Instruction
Locate each line below that includes "exceed" and reproduce it.

Data supplied

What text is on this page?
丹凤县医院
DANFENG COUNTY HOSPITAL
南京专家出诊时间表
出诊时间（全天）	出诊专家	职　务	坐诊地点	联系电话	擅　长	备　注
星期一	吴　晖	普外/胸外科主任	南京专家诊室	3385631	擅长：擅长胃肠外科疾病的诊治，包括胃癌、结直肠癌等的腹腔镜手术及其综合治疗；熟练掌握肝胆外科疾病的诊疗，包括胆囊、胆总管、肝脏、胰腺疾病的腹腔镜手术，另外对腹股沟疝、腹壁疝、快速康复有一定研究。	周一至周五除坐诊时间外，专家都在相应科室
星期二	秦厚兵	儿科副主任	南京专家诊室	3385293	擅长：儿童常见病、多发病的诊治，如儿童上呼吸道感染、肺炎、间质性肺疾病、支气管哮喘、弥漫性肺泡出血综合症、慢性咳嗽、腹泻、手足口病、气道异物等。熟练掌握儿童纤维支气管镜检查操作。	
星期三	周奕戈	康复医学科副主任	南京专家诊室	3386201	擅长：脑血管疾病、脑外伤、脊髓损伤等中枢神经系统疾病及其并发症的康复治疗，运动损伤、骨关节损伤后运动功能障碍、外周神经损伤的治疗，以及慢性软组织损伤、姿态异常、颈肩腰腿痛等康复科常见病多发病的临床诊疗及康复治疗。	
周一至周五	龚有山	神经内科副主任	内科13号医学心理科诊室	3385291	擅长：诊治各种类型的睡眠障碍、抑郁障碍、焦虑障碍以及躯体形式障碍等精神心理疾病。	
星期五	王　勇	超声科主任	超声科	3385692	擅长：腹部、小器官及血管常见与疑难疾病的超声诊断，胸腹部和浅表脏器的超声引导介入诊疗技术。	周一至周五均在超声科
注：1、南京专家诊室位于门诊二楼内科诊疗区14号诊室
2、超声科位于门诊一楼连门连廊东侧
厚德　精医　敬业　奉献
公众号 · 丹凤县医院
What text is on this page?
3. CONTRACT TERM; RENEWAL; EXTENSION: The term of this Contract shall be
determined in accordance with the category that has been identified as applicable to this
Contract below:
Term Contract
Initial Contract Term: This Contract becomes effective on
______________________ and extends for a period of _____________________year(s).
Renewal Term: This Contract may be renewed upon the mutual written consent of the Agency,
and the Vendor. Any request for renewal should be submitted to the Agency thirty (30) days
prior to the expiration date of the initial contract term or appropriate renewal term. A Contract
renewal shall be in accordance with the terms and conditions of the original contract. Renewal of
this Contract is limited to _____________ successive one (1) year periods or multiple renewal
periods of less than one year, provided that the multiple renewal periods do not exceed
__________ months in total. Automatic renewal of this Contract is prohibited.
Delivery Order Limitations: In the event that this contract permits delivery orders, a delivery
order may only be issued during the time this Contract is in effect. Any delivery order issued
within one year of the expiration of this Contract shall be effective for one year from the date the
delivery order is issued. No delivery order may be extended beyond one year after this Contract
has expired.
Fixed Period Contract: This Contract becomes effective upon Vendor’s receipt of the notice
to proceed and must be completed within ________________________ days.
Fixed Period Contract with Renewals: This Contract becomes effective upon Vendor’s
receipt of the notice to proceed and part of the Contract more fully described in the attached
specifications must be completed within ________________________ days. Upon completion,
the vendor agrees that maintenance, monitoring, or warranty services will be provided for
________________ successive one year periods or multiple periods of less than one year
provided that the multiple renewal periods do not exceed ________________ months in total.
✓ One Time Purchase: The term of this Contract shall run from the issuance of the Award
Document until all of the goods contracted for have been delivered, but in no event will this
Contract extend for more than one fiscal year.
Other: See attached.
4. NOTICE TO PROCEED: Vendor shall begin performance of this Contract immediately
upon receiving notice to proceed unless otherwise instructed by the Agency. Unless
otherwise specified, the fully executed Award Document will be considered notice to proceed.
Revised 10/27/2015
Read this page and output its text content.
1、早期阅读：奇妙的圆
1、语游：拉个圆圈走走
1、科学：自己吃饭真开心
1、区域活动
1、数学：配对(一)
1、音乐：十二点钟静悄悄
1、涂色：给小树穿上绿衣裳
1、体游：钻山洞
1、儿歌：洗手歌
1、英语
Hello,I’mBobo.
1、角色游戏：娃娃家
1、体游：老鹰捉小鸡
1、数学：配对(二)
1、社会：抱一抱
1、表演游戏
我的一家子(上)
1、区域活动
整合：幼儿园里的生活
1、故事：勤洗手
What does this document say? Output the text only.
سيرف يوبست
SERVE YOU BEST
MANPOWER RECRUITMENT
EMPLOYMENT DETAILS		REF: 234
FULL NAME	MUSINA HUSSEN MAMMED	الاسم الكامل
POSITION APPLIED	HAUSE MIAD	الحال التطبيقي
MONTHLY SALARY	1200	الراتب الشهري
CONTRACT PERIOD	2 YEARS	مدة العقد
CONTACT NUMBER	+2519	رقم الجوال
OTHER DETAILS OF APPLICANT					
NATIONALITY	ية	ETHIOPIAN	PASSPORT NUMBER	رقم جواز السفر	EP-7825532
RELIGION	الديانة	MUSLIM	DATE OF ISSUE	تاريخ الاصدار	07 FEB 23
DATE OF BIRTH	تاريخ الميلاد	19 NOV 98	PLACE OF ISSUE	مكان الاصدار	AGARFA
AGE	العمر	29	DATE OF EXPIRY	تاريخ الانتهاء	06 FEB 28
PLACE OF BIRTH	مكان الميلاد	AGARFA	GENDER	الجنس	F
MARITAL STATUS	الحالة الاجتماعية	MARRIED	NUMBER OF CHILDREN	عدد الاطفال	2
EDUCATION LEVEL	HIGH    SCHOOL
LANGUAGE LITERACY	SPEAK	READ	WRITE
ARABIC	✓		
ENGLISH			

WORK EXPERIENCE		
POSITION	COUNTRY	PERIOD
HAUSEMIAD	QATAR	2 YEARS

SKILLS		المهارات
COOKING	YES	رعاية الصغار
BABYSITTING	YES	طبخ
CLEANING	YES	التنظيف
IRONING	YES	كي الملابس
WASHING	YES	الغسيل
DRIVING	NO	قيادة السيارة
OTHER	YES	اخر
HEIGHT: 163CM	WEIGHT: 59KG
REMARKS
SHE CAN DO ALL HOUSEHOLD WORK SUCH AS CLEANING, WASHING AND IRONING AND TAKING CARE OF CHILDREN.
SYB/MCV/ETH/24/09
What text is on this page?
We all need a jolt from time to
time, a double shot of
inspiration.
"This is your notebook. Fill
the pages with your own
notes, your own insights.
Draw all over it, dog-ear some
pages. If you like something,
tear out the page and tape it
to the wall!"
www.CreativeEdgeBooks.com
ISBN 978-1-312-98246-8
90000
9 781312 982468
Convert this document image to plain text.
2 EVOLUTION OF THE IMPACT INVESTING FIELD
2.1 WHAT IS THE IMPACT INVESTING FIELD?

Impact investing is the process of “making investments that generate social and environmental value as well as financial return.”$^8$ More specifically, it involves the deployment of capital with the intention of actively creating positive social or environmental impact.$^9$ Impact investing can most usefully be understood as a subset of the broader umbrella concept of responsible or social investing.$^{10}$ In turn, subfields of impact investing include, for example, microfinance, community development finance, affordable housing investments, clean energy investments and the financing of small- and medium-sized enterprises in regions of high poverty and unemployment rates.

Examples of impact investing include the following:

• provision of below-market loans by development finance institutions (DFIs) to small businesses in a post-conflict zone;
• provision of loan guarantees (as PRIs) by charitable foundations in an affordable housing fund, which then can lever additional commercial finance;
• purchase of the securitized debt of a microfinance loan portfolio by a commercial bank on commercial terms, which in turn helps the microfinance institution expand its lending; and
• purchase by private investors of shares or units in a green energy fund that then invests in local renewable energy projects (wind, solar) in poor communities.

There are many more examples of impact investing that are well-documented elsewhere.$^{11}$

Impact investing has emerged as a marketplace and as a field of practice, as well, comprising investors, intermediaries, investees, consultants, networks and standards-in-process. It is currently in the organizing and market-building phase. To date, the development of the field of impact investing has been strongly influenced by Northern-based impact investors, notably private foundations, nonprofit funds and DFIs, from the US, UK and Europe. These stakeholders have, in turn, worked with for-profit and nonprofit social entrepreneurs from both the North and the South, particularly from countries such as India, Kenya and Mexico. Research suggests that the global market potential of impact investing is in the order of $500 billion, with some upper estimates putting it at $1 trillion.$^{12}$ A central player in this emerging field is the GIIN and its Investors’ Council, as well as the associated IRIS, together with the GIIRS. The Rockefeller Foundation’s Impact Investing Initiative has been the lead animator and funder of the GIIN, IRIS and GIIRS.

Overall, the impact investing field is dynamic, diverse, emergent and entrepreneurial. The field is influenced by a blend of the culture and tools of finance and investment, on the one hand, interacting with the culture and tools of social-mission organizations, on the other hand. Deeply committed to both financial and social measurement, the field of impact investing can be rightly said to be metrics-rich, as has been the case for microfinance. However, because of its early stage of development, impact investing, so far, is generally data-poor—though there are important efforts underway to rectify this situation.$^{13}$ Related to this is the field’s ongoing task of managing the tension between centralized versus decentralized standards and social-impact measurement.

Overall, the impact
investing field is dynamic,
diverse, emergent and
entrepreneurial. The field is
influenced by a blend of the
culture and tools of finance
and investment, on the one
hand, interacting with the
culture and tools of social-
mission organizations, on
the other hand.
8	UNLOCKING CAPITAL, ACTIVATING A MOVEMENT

Answer below
periods of less than one year, provided that the multiple renewal periods do not exceed
provided that the multiple renewal periods do not exceed ________________ months in total.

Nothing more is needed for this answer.